2008 has indeed been unravelling much of what globalization had achieved this past decade. This unravelling is being accelerated by the twin forces of economic stagnation and runaway inflation.
The economic stagnation is propagated by the US economic slowdown. For all intents and purposes, globalization has been moved forward more than anything by American consumerism. For decades, the American consumer has fuelled the onward progress of global trade by buying and making a market for the products and services churned out by the world’s efficient production economies.
Now because of the current housing problem and credit crunch in the US, the American consumer is being pinched to the point of exhaustion- economic exhaustion. Previously easily available bank credit is now being rolled back by capital-hit banks and lenders, making consumers unable to fund new acquisitions, or worse, roll over existing debt. Consumers’ net worth and 401K are seriously hit, making the consumers feel a lot less richer, and a loss less prone to conspicuous consumption. The economic slowdown in the American economy is also creating a vicious cycle of less people willing and able to support a precarious economy with their purchases.
The recent run-up in inflation is also catching with what is left of the American consumer’s ability to spend. Inflation has hit the most basic of necessities – food, gas, heating, such that these purchases have been eating into discretionary income. Where before, discretionary income consisted a large bulk of the consumer’s income, nowadays, income for basic necessities has taken the lion’s share for most people.

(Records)
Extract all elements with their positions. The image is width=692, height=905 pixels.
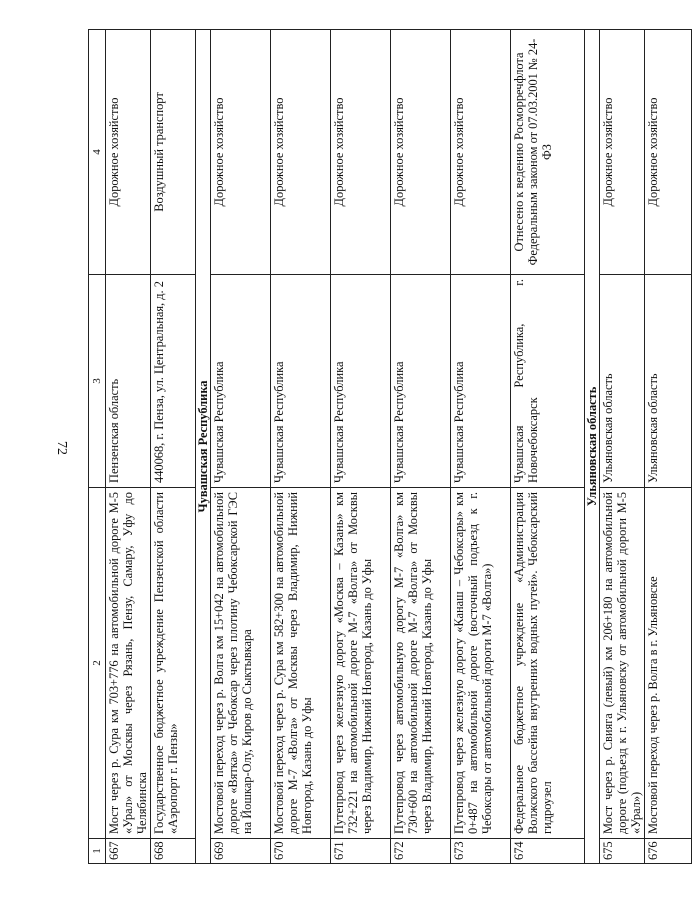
row-number: 673 bbox=[451, 839, 511, 864]
register-table bbox=[88, 29, 692, 864]
row-number: 670 bbox=[271, 839, 331, 864]
header-col-2: 2 bbox=[89, 488, 106, 839]
table-row bbox=[331, 30, 391, 864]
object-category: Отнесено к ведению Росморречфлота Федеральным законом от 07.03.2001 № 24-ФЗ bbox=[511, 30, 585, 275]
row-number: 671 bbox=[331, 839, 391, 864]
row-number: 672 bbox=[391, 839, 451, 864]
table-row bbox=[106, 30, 151, 864]
object-name: Мостовой переход через р. Волга км 15+042 на автомобильной дороге «Вятка» от Чебоксар через плотину Чебоксарской ГЭС на Йошкар-Олу, Киров до Сыктывкара bbox=[211, 488, 271, 839]
object-category: Дорожное хозяйство bbox=[391, 30, 451, 275]
object-location: Ульяновская область bbox=[600, 275, 645, 488]
object-name: Мостовой переход через р. Сура км 582+300 на автомобильной дороге М-7 «Волга» от Москвы через Владимир, Нижний Новгород, Казань до Уфы bbox=[271, 488, 331, 839]
header-col-1: 1 bbox=[89, 839, 106, 864]
object-location: 440068, г. Пенза, ул. Центральная, д. 2 bbox=[151, 275, 196, 488]
row-number: 668 bbox=[151, 839, 196, 864]
row-number: 676 bbox=[645, 839, 692, 864]
section-title: Чувашская Республика bbox=[196, 30, 211, 864]
table-header-row bbox=[89, 30, 106, 864]
object-location: Пензенская область bbox=[106, 275, 151, 488]
row-number: 669 bbox=[211, 839, 271, 864]
section-row bbox=[585, 30, 600, 864]
table-row bbox=[645, 30, 692, 864]
object-category: Дорожное хозяйство bbox=[451, 30, 511, 275]
section-row bbox=[196, 30, 211, 864]
object-location: Ульяновская область bbox=[645, 275, 692, 488]
object-name: Путепровод через автомобильную дорогу М-7 «Волга» км 730+600 на автомобильной дороге М-7 «Волга» от Москвы через Владимир, Нижний Новгород, Казань до Уфы bbox=[391, 488, 451, 839]
table-row bbox=[511, 30, 585, 864]
object-name: Мост через р. Сура км 703+776 на автомобильной дороге М-5 «Урал» от Москвы через Рязань, Пензу, Самару, Уфу до Челябинска bbox=[106, 488, 151, 839]
header-col-4: 4 bbox=[89, 30, 106, 275]
object-location: Чувашская Республика bbox=[391, 275, 451, 488]
object-category: Воздушный транспорт bbox=[151, 30, 196, 275]
row-number: 674 bbox=[511, 839, 585, 864]
object-category: Дорожное хозяйство bbox=[271, 30, 331, 275]
rotated-page-content bbox=[88, 30, 660, 864]
table-row bbox=[271, 30, 331, 864]
object-category: Дорожное хозяйство bbox=[600, 30, 645, 275]
object-location: Чувашская Республика bbox=[331, 275, 391, 488]
table-row bbox=[391, 30, 451, 864]
table-row bbox=[151, 30, 196, 864]
object-category: Дорожное хозяйство bbox=[645, 30, 692, 275]
table-row bbox=[211, 30, 271, 864]
object-name: Мост через р. Свияга (левый) км 206+180 на автомобильной дороге (подъезд к г. Ульяновску от автомобильной дороги М-5 «Урал») bbox=[600, 488, 645, 839]
page-number: 72 bbox=[54, 441, 69, 455]
table-row bbox=[451, 30, 511, 864]
object-name: Мостовой переход через р. Волга в г. Ульяновске bbox=[645, 488, 692, 839]
object-category: Дорожное хозяйство bbox=[211, 30, 271, 275]
row-number: 675 bbox=[600, 839, 645, 864]
object-location: Чувашская Республика bbox=[211, 275, 271, 488]
register-table-body bbox=[89, 30, 692, 864]
object-category: Дорожное хозяйство bbox=[331, 30, 391, 275]
object-location: Чувашская Республика bbox=[451, 275, 511, 488]
object-name: Государственное бюджетное учреждение Пензенской области «Аэропорт г. Пензы» bbox=[151, 488, 196, 839]
header-col-3: 3 bbox=[89, 275, 106, 488]
object-name: Путепровод через железную дорогу «Москва – Казань» км 732+221 на автомобильной дороге М-7 «Волга» от Москвы через Владимир, Нижний Новгород, Казань до Уфы bbox=[331, 488, 391, 839]
object-name: Путепровод через железную дорогу «Канаш – Чебоксары» км 0+487 на автомобильной дороге (восточный подъезд к г. Чебоксары от автомобильной дороги М-7 «Волга») bbox=[451, 488, 511, 839]
section-title: Ульяновская область bbox=[585, 30, 600, 864]
object-location: Чувашская Республика bbox=[271, 275, 331, 488]
object-location: Чувашская Республика, г. Новочебоксарск bbox=[511, 275, 585, 488]
object-category: Дорожное хозяйство bbox=[106, 30, 151, 275]
object-name: Федеральное бюджетное учреждение «Администрация Волжского бассейна внутренних водных путей». Чебоксарский гидроузел bbox=[511, 488, 585, 839]
table-row bbox=[600, 30, 645, 864]
row-number: 667 bbox=[106, 839, 151, 864]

Requests>
a) Answer these about the passage on globalization:
(i) What two forces are accelerating the unravelling?
(ii) Who is rolling back previously easily available bank credit?
(iii) Which basic necessities has inflation hit?
b) Repeat the passage on globalization word for word, everything from "The recent run-up" down to "for most people.".
c) Write what follows the last sentence of the passage on globalization.

Outputs>
a)
(i) Economic stagnation and runaway inflation.
(ii) Capital-hit banks and lenders.
(iii) Food, gas, and heating.

b)
The recent run-up in inflation is also catching with what is left of the American consumer’s ability to spend. Inflation has hit the most basic of necessities – food, gas, heating, such that these purchases have been eating into discretionary income. Where before, discretionary income consisted a large bulk of the consumer’s income, nowadays, income for basic necessities has taken the lion’s share for most people.

c)
So with the engine of global trade, the American consumer, severely handicapped, what is to be of the fledgling economic development efforts of the world’s developing countries, much of whom depend significantly on the continued growth of global trade?
Many are already experiencing the bitter reality of greatly decreased orders coming from the US market. And this decline in production orders is affecting not just the developing countries, but virtually all of America’s major trading partners.
For as long as the American consumer remained the principal source of growth for the rest of the world, there was to be no decoupling of the global economy from the American economy. In fact, now more than at any time in the world’ history, if America sneezes, the rest of the world will catch cold. The hardest hit will be the developing countries.
For decades, starting with Japan, and then with Asia’s economic tigers, and with the latest economic dragon, China, the principal strategy of economic development has been to run trading surpluses, and to use this surplus as the fuel for domestic economic growth. Running trading surpluses was such an effective and successful strategy that many countries simply relied on this as their principal source of continued development.
Running trade surpluses, by its very nature, means that countries need to sell more goods than they buy. Therefore, an effective trade surplus program couples an aggressive export growth program with a severely restricted importation policy and program.
Potential growth of consumption has been curtailed by economic disincentives to spending more. High tariffs on imported items and a national collective consciousness focused on ever greater savings, as opposed to growing consumer spending, has prevented many countries that have already achieved NIC (newly-industrialized country) status from shifting their growth strategy towards developing a robust domestic consumer economy.
This is how it's always been in much of the developing world. Years of economic growth may have resulted in constantly improving national accounts, but comparative advantage that comes from maintaining low wages, instead of true value creation, does not a vibrant domestic consumer economy make. So their continued growth have rested on the American consumer continuing to buy their excess production.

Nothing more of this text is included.